### [Task]
Set down the whole listing verbatim.

### [Available data]

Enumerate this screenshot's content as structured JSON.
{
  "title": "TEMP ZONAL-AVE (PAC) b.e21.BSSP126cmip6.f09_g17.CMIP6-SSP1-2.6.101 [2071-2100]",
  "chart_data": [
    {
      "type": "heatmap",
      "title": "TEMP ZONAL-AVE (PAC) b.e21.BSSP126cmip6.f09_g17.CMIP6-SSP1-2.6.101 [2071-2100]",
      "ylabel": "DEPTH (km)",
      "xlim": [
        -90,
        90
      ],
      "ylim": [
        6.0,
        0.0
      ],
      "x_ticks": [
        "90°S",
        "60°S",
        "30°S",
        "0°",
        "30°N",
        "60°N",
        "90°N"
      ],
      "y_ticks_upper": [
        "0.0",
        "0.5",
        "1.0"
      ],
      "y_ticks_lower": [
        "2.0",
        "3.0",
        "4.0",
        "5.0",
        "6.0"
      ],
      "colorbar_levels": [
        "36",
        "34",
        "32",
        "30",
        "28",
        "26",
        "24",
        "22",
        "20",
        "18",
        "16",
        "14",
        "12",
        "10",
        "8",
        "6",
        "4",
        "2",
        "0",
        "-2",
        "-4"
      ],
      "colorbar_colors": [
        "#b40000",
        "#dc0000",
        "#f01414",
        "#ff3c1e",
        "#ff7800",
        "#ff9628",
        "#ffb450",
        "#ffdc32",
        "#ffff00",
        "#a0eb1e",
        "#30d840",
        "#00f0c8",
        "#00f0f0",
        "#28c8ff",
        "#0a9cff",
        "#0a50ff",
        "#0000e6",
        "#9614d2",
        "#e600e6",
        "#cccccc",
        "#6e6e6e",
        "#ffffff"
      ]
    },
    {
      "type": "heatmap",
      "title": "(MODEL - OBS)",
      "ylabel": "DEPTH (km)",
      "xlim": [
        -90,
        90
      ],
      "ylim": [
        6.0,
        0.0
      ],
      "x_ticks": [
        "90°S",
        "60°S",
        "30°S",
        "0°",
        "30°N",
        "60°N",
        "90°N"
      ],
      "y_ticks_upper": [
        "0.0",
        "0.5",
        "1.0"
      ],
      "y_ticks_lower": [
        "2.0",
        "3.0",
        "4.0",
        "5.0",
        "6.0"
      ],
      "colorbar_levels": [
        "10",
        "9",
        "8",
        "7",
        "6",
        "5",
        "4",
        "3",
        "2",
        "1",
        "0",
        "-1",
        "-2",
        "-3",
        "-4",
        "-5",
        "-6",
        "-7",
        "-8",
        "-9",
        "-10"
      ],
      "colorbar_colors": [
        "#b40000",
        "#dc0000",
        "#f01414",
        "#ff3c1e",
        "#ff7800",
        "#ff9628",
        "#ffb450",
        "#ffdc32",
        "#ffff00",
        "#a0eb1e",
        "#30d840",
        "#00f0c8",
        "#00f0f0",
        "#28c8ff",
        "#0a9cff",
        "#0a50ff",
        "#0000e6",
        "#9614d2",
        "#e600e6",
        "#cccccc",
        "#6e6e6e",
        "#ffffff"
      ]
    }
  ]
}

### [Result of this task]
Enumerate this screenshot's content as structured JSON.
{
  "title": "TEMP ZONAL-AVE (PAC) b.e21.BSSP126cmip6.f09_g17.CMIP6-SSP1-2.6.101 [2071-2100]",
  "chart_data": [
    {
      "type": "heatmap",
      "title": "TEMP ZONAL-AVE (PAC) b.e21.BSSP126cmip6.f09_g17.CMIP6-SSP1-2.6.101 [2071-2100]",
      "ylabel": "DEPTH (km)",
      "xlim": [
        -90,
        90
      ],
      "ylim": [
        6.0,
        0.0
      ],
      "x_ticks": [
        "90°S",
        "60°S",
        "30°S",
        "0°",
        "30°N",
        "60°N",
        "90°N"
      ],
      "y_ticks_upper": [
        "0.0",
        "0.5",
        "1.0"
      ],
      "y_ticks_lower": [
        "2.0",
        "3.0",
        "4.0",
        "5.0",
        "6.0"
      ],
      "colorbar_levels": [
        "36",
        "34",
        "32",
        "30",
        "28",
        "26",
        "24",
        "22",
        "20",
        "18",
        "16",
        "14",
        "12",
        "10",
        "8",
        "6",
        "4",
        "2",
        "0",
        "-2",
        "-4"
      ],
      "colorbar_colors": [
        "#b40000",
        "#dc0000",
        "#f01414",
        "#ff3c1e",
        "#ff7800",
        "#ff9628",
        "#ffb450",
        "#ffdc32",
        "#ffff00",
        "#a0eb1e",
        "#30d840",
        "#00f0c8",
        "#00f0f0",
        "#28c8ff",
        "#0a9cff",
        "#0a50ff",
        "#0000e6",
        "#9614d2",
        "#e600e6",
        "#cccccc",
        "#6e6e6e",
        "#ffffff"
      ]
    },
    {
      "type": "heatmap",
      "title": "(MODEL - OBS)",
      "ylabel": "DEPTH (km)",
      "xlim": [
        -90,
        90
      ],
      "ylim": [
        6.0,
        0.0
      ],
      "x_ticks": [
        "90°S",
        "60°S",
        "30°S",
        "0°",
        "30°N",
        "60°N",
        "90°N"
      ],
      "y_ticks_upper": [
        "0.0",
        "0.5",
        "1.0"
      ],
      "y_ticks_lower": [
        "2.0",
        "3.0",
        "4.0",
        "5.0",
        "6.0"
      ],
      "colorbar_levels": [
        "10",
        "9",
        "8",
        "7",
        "6",
        "5",
        "4",
        "3",
        "2",
        "1",
        "0",
        "-1",
        "-2",
        "-3",
        "-4",
        "-5",
        "-6",
        "-7",
        "-8",
        "-9",
        "-10"
      ],
      "colorbar_colors": [
        "#b40000",
        "#dc0000",
        "#f01414",
        "#ff3c1e",
        "#ff7800",
        "#ff9628",
        "#ffb450",
        "#ffdc32",
        "#ffff00",
        "#a0eb1e",
        "#30d840",
        "#00f0c8",
        "#00f0f0",
        "#28c8ff",
        "#0a9cff",
        "#0a50ff",
        "#0000e6",
        "#9614d2",
        "#e600e6",
        "#cccccc",
        "#6e6e6e",
        "#ffffff"
      ]
    }
  ]
}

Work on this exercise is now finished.